= Stated goal =
Please edit the entries below, beginning at the line that has "price-row[interactable]: ☆ EUR/GBP" and stopping after the line that has "star-icon[interactable]: ☆ bbox=[1318, 412, 1326, 420]". Swap "market-row" for "ticker-row", keep everything else the same, and return only those lines.

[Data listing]
════════════════
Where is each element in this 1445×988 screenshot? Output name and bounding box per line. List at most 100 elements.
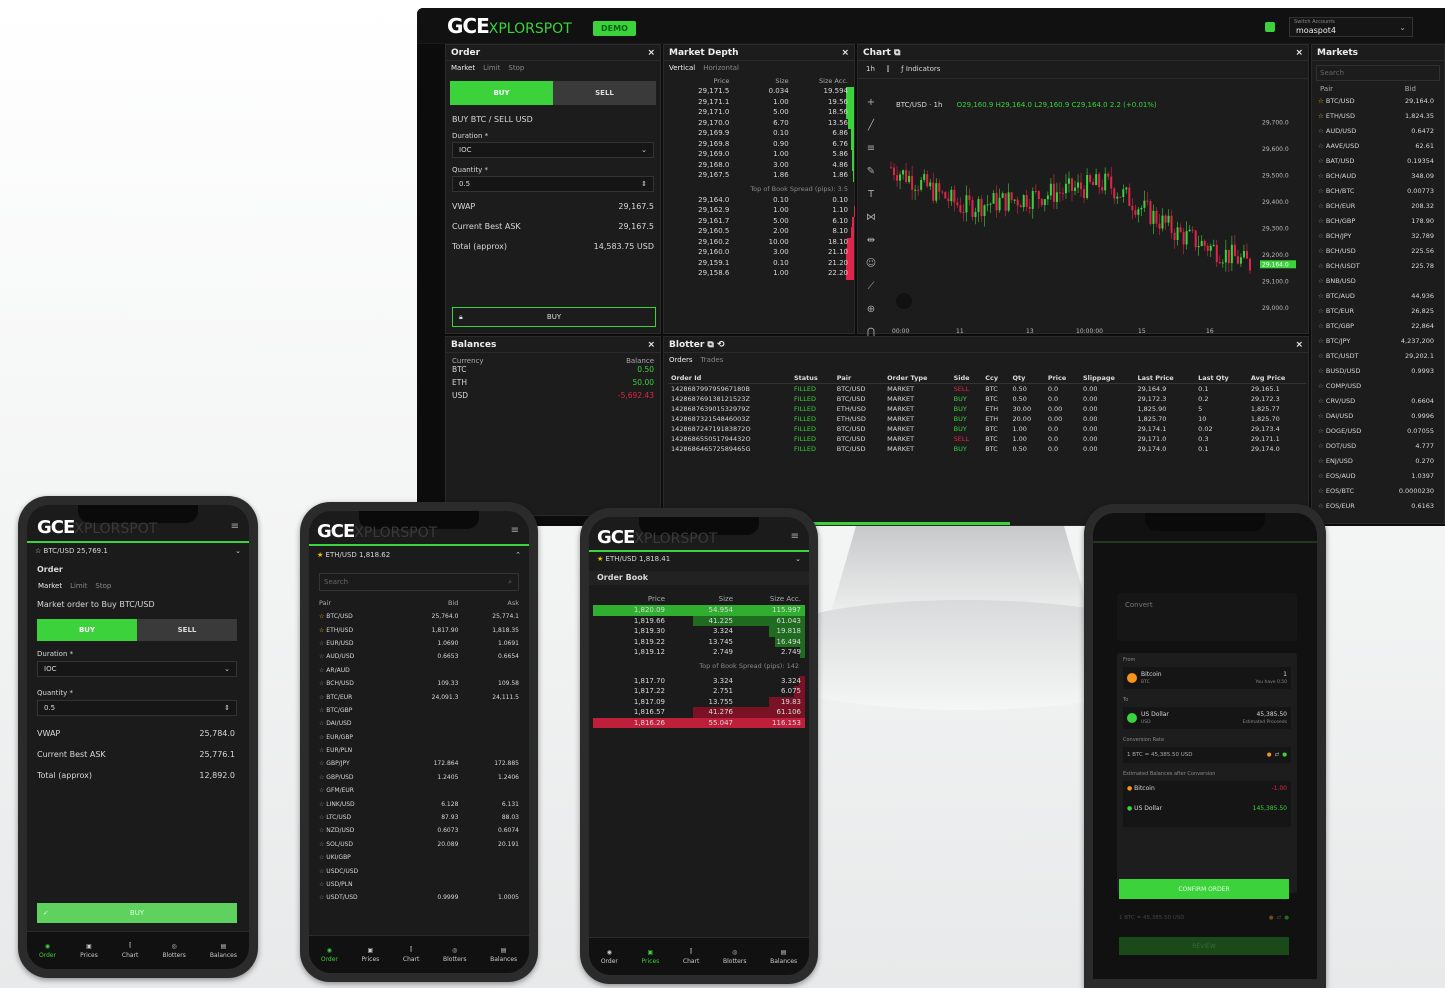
price-row[interactable]: ☆ EUR/GBP bbox=[319, 731, 519, 744]
trendline-icon[interactable]: ╱ bbox=[868, 120, 874, 131]
market-row[interactable]: ☆ BTC/USD 29,164.0 bbox=[1312, 93, 1444, 108]
market-row[interactable]: ☆ CRV/USD 0.6604 bbox=[1312, 393, 1444, 408]
star-icon[interactable]: ☆ bbox=[1318, 412, 1326, 420]
nav-blotters[interactable]: ◎ Blotters bbox=[443, 947, 466, 963]
table-row[interactable]: 142868646572589465G FILLED BTC/USD MARKET BU… bbox=[668, 444, 1306, 454]
price-row[interactable]: ☆ EUR/PLN bbox=[319, 744, 519, 757]
orderbook-bid-row[interactable]: 1,817.09 13.755 19.83 bbox=[593, 696, 805, 707]
price-row[interactable]: ☆ AUD/USD 0.6653 0.6654 bbox=[319, 650, 519, 663]
nav-chart[interactable]: ⫿ Chart bbox=[122, 942, 139, 959]
text-icon[interactable]: T bbox=[868, 189, 874, 200]
submit-buy-button[interactable]: ✓ BUY bbox=[37, 903, 237, 923]
price-row[interactable]: ☆ LTC/USD 87.93 88.03 bbox=[319, 811, 519, 824]
star-icon[interactable]: ☆ bbox=[1318, 217, 1326, 225]
candles-icon[interactable]: ⫿ bbox=[887, 65, 889, 74]
price-row[interactable]: ☆ GBP/USD 1.2405 1.2406 bbox=[319, 771, 519, 784]
ruler-icon[interactable]: ⟋ bbox=[868, 281, 875, 292]
star-icon[interactable]: ☆ bbox=[1318, 202, 1326, 210]
orderbook-bid-row[interactable]: 1,816.26 55.047 116.153 bbox=[593, 717, 805, 728]
nav-chart[interactable]: ⫿ Chart bbox=[403, 946, 420, 963]
bell-icon[interactable] bbox=[1265, 22, 1275, 32]
review-button[interactable]: REVIEW bbox=[1119, 937, 1289, 955]
duration-select[interactable]: IOC ⌄ bbox=[452, 142, 654, 158]
market-row[interactable]: ☆ BTC/USDT 29,202.1 bbox=[1312, 348, 1444, 363]
table-row[interactable]: 142868799795967180B FILLED BTC/USD MARKET SE… bbox=[668, 384, 1306, 395]
tab-limit[interactable]: Limit bbox=[483, 64, 500, 72]
hamburger-menu-icon[interactable]: ≡ bbox=[511, 525, 519, 536]
search-input[interactable]: Search ⌕ bbox=[319, 573, 519, 591]
price-row[interactable]: ☆ SOL/USD 20.089 20.191 bbox=[319, 838, 519, 851]
market-row[interactable]: ☆ BNB/USD bbox=[1312, 273, 1444, 288]
nav-order[interactable]: ◉ Order bbox=[39, 943, 56, 959]
market-row[interactable]: ☆ BTC/EUR 26,825 bbox=[1312, 303, 1444, 318]
market-row[interactable]: ☆ AAVE/USD 62.61 bbox=[1312, 138, 1444, 153]
quantity-stepper[interactable]: 0.5 ⇕ bbox=[452, 176, 654, 192]
orderbook-ask-row[interactable]: 1,819.30 3.324 19.818 bbox=[593, 626, 805, 637]
star-icon[interactable]: ☆ bbox=[1318, 142, 1326, 150]
price-row[interactable]: ☆ GBP/JPY 172.864 172.885 bbox=[319, 757, 519, 770]
price-row[interactable]: ☆ BTC/EUR 24,091.3 24,111.5 bbox=[319, 690, 519, 703]
nav-balances[interactable]: ▤ Balances bbox=[490, 947, 517, 963]
close-icon[interactable]: × bbox=[647, 340, 655, 350]
history-icon[interactable]: ⟲ bbox=[717, 340, 725, 350]
tab-stop[interactable]: Stop bbox=[95, 582, 111, 590]
account-switcher[interactable]: Switch Accounts moaspot4 ⌄ bbox=[1289, 17, 1413, 37]
orderbook-ask-row[interactable]: 1,819.12 2.749 2.749 bbox=[593, 647, 805, 658]
table-row[interactable]: 142868763901532979Z FILLED ETH/USD MARKET BU… bbox=[668, 404, 1306, 414]
star-icon[interactable]: ☆ bbox=[1318, 262, 1326, 270]
brush-icon[interactable]: ✎ bbox=[867, 166, 875, 177]
orderbook-ask-row[interactable]: 1,819.22 13.745 16.494 bbox=[593, 636, 805, 647]
star-icon[interactable]: ☆ bbox=[1318, 487, 1326, 495]
popout-icon[interactable]: ⧉ bbox=[894, 48, 900, 58]
tab-horizontal[interactable]: Horizontal bbox=[703, 64, 739, 72]
market-row[interactable]: ☆ BCH/USD 225.56 bbox=[1312, 243, 1444, 258]
price-row[interactable]: ☆ EUR/USD 1.0690 1.0691 bbox=[319, 637, 519, 650]
star-icon[interactable]: ☆ bbox=[1318, 187, 1326, 195]
measure-icon[interactable]: ⇹ bbox=[867, 235, 875, 246]
tab-orders[interactable]: Orders bbox=[669, 356, 693, 364]
interval-button[interactable]: 1h bbox=[866, 65, 875, 74]
price-row[interactable]: ☆ BTC/GBP bbox=[319, 704, 519, 717]
nav-order[interactable]: ◉ Order bbox=[601, 949, 618, 965]
nav-blotters[interactable]: ◎ Blotters bbox=[162, 943, 185, 959]
nav-balances[interactable]: ▤ Balances bbox=[210, 943, 237, 959]
popout-icon[interactable]: ⧉ bbox=[707, 340, 713, 350]
table-row[interactable]: 142868655051794432O FILLED BTC/USD MARKET SE… bbox=[668, 434, 1306, 444]
pair-selector[interactable]: ★ ETH/USD 1,818.41 ⌄ bbox=[597, 555, 801, 563]
market-row[interactable]: ☆ BUSD/USD 0.9993 bbox=[1312, 363, 1444, 378]
hamburger-menu-icon[interactable]: ≡ bbox=[791, 531, 799, 542]
sell-toggle-button[interactable]: SELL bbox=[137, 619, 237, 641]
market-row[interactable]: ☆ DOT/USD 4.777 bbox=[1312, 438, 1444, 453]
star-icon[interactable]: ☆ bbox=[1318, 157, 1326, 165]
fib-icon[interactable]: ≡ bbox=[867, 143, 875, 154]
price-row[interactable]: ☆ LINK/USD 6.128 6.131 bbox=[319, 797, 519, 810]
star-icon[interactable]: ☆ bbox=[1318, 112, 1326, 120]
hamburger-menu-icon[interactable]: ≡ bbox=[231, 521, 239, 532]
stepper-icon[interactable]: ⇕ bbox=[641, 180, 647, 188]
price-row[interactable]: ☆ USDT/USD 0.9999 1.0005 bbox=[319, 891, 519, 904]
star-icon[interactable]: ☆ bbox=[1318, 367, 1326, 375]
market-row[interactable]: ☆ EOS/AUD 1.0397 bbox=[1312, 468, 1444, 483]
star-icon[interactable]: ☆ bbox=[1318, 472, 1326, 480]
star-icon[interactable]: ☆ bbox=[1318, 397, 1326, 405]
star-icon[interactable]: ☆ bbox=[1318, 502, 1326, 510]
star-icon[interactable]: ☆ bbox=[1318, 232, 1326, 240]
table-row[interactable]: 142868769138121523Z FILLED BTC/USD MARKET BU… bbox=[668, 394, 1306, 404]
market-row[interactable]: ☆ BAT/USD 0.19354 bbox=[1312, 153, 1444, 168]
star-icon[interactable]: ☆ bbox=[1318, 97, 1326, 105]
price-chart[interactable]: 29,700.0 29,600.0 29,500.0 29,400.0 29,300.0… bbox=[886, 95, 1306, 335]
markets-search-input[interactable]: Search bbox=[1316, 65, 1440, 81]
orderbook-bid-row[interactable]: 1,817.70 3.324 3.324 bbox=[593, 675, 805, 686]
crosshair-icon[interactable]: + bbox=[867, 97, 875, 108]
swap-icon[interactable]: ⇄ bbox=[1275, 752, 1280, 758]
market-row[interactable]: ☆ DAI/USD 0.9996 bbox=[1312, 408, 1444, 423]
orderbook-bid-row[interactable]: 1,817.22 2.751 6.075 bbox=[593, 686, 805, 697]
tab-vertical[interactable]: Vertical bbox=[669, 64, 695, 72]
star-icon[interactable]: ☆ bbox=[1318, 307, 1326, 315]
market-row[interactable]: ☆ BCH/GBP 178.90 bbox=[1312, 213, 1444, 228]
market-row[interactable]: ☆ BCH/JPY 32,789 bbox=[1312, 228, 1444, 243]
market-row[interactable]: ☆ ETH/USD 1,824.35 bbox=[1312, 108, 1444, 123]
star-icon[interactable]: ☆ bbox=[1318, 382, 1326, 390]
market-row[interactable]: ☆ COMP/USD bbox=[1312, 378, 1444, 393]
star-icon[interactable]: ☆ bbox=[1318, 277, 1326, 285]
════════════════
= Solution to the exercise =
price-row[interactable]: ☆ EUR/GBP bbox=[319, 731, 519, 744]
trendline-icon[interactable]: ╱ bbox=[868, 120, 874, 131]
ticker-row[interactable]: ☆ BTC/USD 29,164.0 bbox=[1312, 93, 1444, 108]
ticker-row[interactable]: ☆ CRV/USD 0.6604 bbox=[1312, 393, 1444, 408]
star-icon[interactable]: ☆ bbox=[1318, 412, 1326, 420]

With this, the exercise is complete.